YOUR INSTRUCTIONS
While you copy the lines below, skip the pictures and keep the rest exact.

DATA SHOWN
━━━━━━━━

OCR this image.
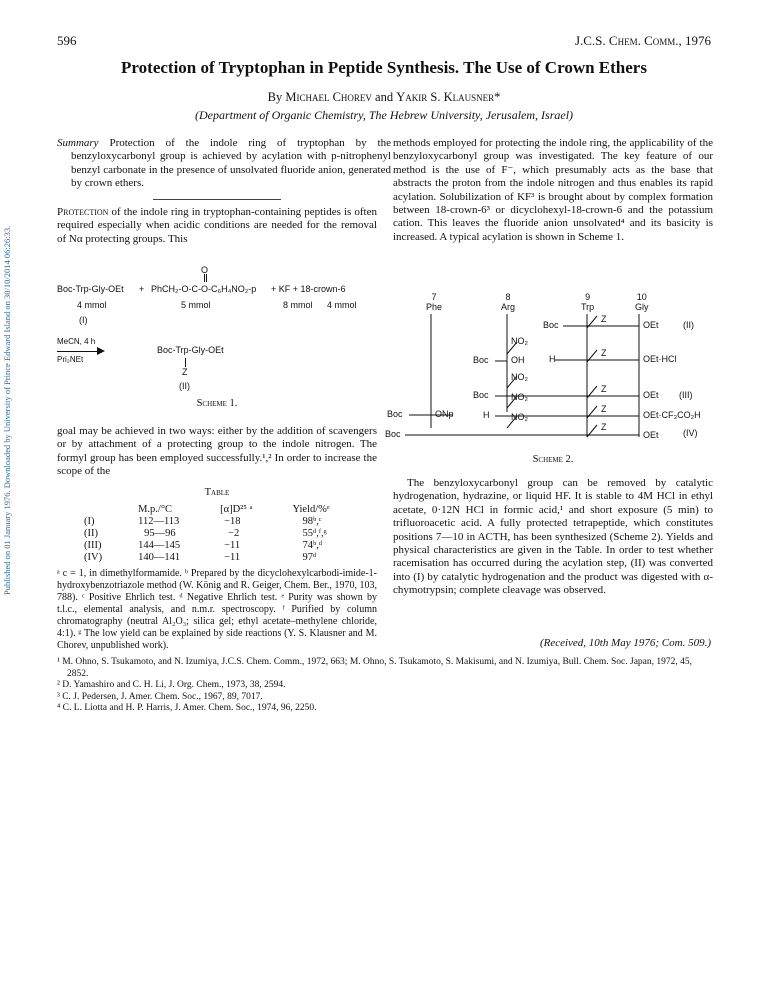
Published on 01 January 1976. Downloaded by University of Prince Edward Island on 30/10/2014 06:26:33.
596	J.C.S. Chem. Comm., 1976
Protection of Tryptophan in Peptide Synthesis. The Use of Crown Ethers
By Michael Chorev and Yakir S. Klausner*
(Department of Organic Chemistry, The Hebrew University, Jerusalem, Israel)
Summary Protection of the indole ring of tryptophan by the benzyloxycarbonyl group is achieved by acylation with p-nitrophenyl benzyl carbonate in the presence of unsolvated fluoride anion, generated by crown ethers.
Protection of the indole ring in tryptophan-containing peptides is often required especially when acidic conditions are needed for the removal of Nα protecting groups. This
O
Boc-Trp-Gly-OEt + PhCH₂-O-C-O-C₆H₄NO₂-p + KF + 18-crown-6
4 mmol	5 mmol	8 mmol 4 mmol
(I)
MeCN, 4 h
Pri₂NEt
Boc-Trp-Gly-OEt
Z
(II)
Scheme 1.
goal may be achieved in two ways: either by the addition of scavengers or by attachment of a protecting group to the indole nitrogen. The formyl group has been employed successfully.¹,² In order to increase the scope of the
Table
	M.p./°C	[α]D²⁵ ᵃ	Yield/%ᵉ
(I)	112—113	−18	98ᵇ,ᶜ
(II)	95—96	−2	55ᵈ,ᶠ,ᵍ
(III)	144—145	−11	74ᵇ,ᵈ
(IV)	140—141	−11	97ᵈ
ᵃ c = 1, in dimethylformamide. ᵇ Prepared by the dicyclohexylcarbodi-imide-1-hydroxybenzotriazole method (W. König and R. Geiger, Chem. Ber., 1970, 103, 788). ᶜ Positive Ehrlich test. ᵈ Negative Ehrlich test. ᵉ Purity was shown by t.l.c., elemental analysis, and n.m.r. spectroscopy. ᶠ Purified by column chromatography (neutral Al₂O₃; silica gel; ethyl acetate–methylene chloride, 4:1). ᵍ The low yield can be explained by side reactions (Y. S. Klausner and M. Chorev, unpublished work).
methods employed for protecting the indole ring, the applicability of the benzyloxycarbonyl group was investigated. The key feature of our method is the use of F⁻, which presumably acts as the base that abstracts the proton from the indole nitrogen and thus enables its rapid acylation. Solubilization of KF³ is brought about by complex formation between 18-crown-6³ or dicyclohexyl-18-crown-6 and the potassium cation. This leaves the fluoride anion unsolvated⁴ and its basicity is increased. A typical acylation is shown in Scheme 1.
7
Phe
8
Arg
9
Trp
10
Gly
Boc
Z
OEt	(II)
NO₂
H
Z
OEt·HCl
Boc OH
NO₂
Boc
Z
OEt (III)
NO₂
Boc	ONp	H
Z
OEt·CF₃CO₂H
NO₂
Boc
Z
OEt	(IV)
Scheme 2.
The benzyloxycarbonyl group can be removed by catalytic hydrogenation, hydrazine, or liquid HF. It is stable to 4M HCl in ethyl acetate, 0·12N HCl in formic acid,¹ and short exposure (5 min) to trifluoroacetic acid. A fully protected tetrapeptide, which constitutes positions 7—10 in ACTH, has been synthesized (Scheme 2). Yields and physical characteristics are given in the Table. In order to test whether racemisation has occurred during the acylation step, (II) was converted into (I) by catalytic hydrogenation and the product was digested with α-chymotrypsin; complete cleavage was observed.
(Received, 10th May 1976; Com. 509.)
¹ M. Ohno, S. Tsukamoto, and N. Izumiya, J.C.S. Chem. Comm., 1972, 663; M. Ohno, S. Tsukamoto, S. Makisumi, and N. Izumiya, Bull. Chem. Soc. Japan, 1972, 45, 2852.
² D. Yamashiro and C. H. Li, J. Org. Chem., 1973, 38, 2594.
³ C. J. Pedersen, J. Amer. Chem. Soc., 1967, 89, 7017.
⁴ C. L. Liotta and H. P. Harris, J. Amer. Chem. Soc., 1974, 96, 2250.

━━━━━━━━

TASK ANSWER
OCR this image.
Published on 01 January 1976. Downloaded by University of Prince Edward Island on 30/10/2014 06:26:33.
596	J.C.S. Chem. Comm., 1976
Protection of Tryptophan in Peptide Synthesis. The Use of Crown Ethers
By Michael Chorev and Yakir S. Klausner*
(Department of Organic Chemistry, The Hebrew University, Jerusalem, Israel)
Summary Protection of the indole ring of tryptophan by the benzyloxycarbonyl group is achieved by acylation with p-nitrophenyl benzyl carbonate in the presence of unsolvated fluoride anion, generated by crown ethers.
Protection of the indole ring in tryptophan-containing peptides is often required especially when acidic conditions are needed for the removal of Nα protecting groups. This
O
Boc-Trp-Gly-OEt + PhCH₂-O-C-O-C₆H₄NO₂-p + KF + 18-crown-6
4 mmol	5 mmol	8 mmol 4 mmol
(I)
MeCN, 4 h
Pri₂NEt
Boc-Trp-Gly-OEt
Z
(II)
Scheme 1.
goal may be achieved in two ways: either by the addition of scavengers or by attachment of a protecting group to the indole nitrogen. The formyl group has been employed successfully.¹,² In order to increase the scope of the
Table
	M.p./°C	[α]D²⁵ ᵃ	Yield/%ᵉ
(I)	112—113	−18	98ᵇ,ᶜ
(II)	95—96	−2	55ᵈ,ᶠ,ᵍ
(III)	144—145	−11	74ᵇ,ᵈ
(IV)	140—141	−11	97ᵈ
ᵃ c = 1, in dimethylformamide. ᵇ Prepared by the dicyclohexylcarbodi-imide-1-hydroxybenzotriazole method (W. König and R. Geiger, Chem. Ber., 1970, 103, 788). ᶜ Positive Ehrlich test. ᵈ Negative Ehrlich test. ᵉ Purity was shown by t.l.c., elemental analysis, and n.m.r. spectroscopy. ᶠ Purified by column chromatography (neutral Al₂O₃; silica gel; ethyl acetate–methylene chloride, 4:1). ᵍ The low yield can be explained by side reactions (Y. S. Klausner and M. Chorev, unpublished work).
methods employed for protecting the indole ring, the applicability of the benzyloxycarbonyl group was investigated. The key feature of our method is the use of F⁻, which presumably acts as the base that abstracts the proton from the indole nitrogen and thus enables its rapid acylation. Solubilization of KF³ is brought about by complex formation between 18-crown-6³ or dicyclohexyl-18-crown-6 and the potassium cation. This leaves the fluoride anion unsolvated⁴ and its basicity is increased. A typical acylation is shown in Scheme 1.
7
Phe
8
Arg
9
Trp
10
Gly
Boc
Z
OEt	(II)
NO₂
H
Z
OEt·HCl
Boc OH
NO₂
Boc
Z
OEt (III)
NO₂
Boc	ONp	H
Z
OEt·CF₃CO₂H
NO₂
Boc
Z
OEt	(IV)
Scheme 2.
The benzyloxycarbonyl group can be removed by catalytic hydrogenation, hydrazine, or liquid HF. It is stable to 4M HCl in ethyl acetate, 0·12N HCl in formic acid,¹ and short exposure (5 min) to trifluoroacetic acid. A fully protected tetrapeptide, which constitutes positions 7—10 in ACTH, has been synthesized (Scheme 2). Yields and physical characteristics are given in the Table. In order to test whether racemisation has occurred during the acylation step, (II) was converted into (I) by catalytic hydrogenation and the product was digested with α-chymotrypsin; complete cleavage was observed.
(Received, 10th May 1976; Com. 509.)
¹ M. Ohno, S. Tsukamoto, and N. Izumiya, J.C.S. Chem. Comm., 1972, 663; M. Ohno, S. Tsukamoto, S. Makisumi, and N. Izumiya, Bull. Chem. Soc. Japan, 1972, 45, 2852.
² D. Yamashiro and C. H. Li, J. Org. Chem., 1973, 38, 2594.
³ C. J. Pedersen, J. Amer. Chem. Soc., 1967, 89, 7017.
⁴ C. L. Liotta and H. P. Harris, J. Amer. Chem. Soc., 1974, 96, 2250.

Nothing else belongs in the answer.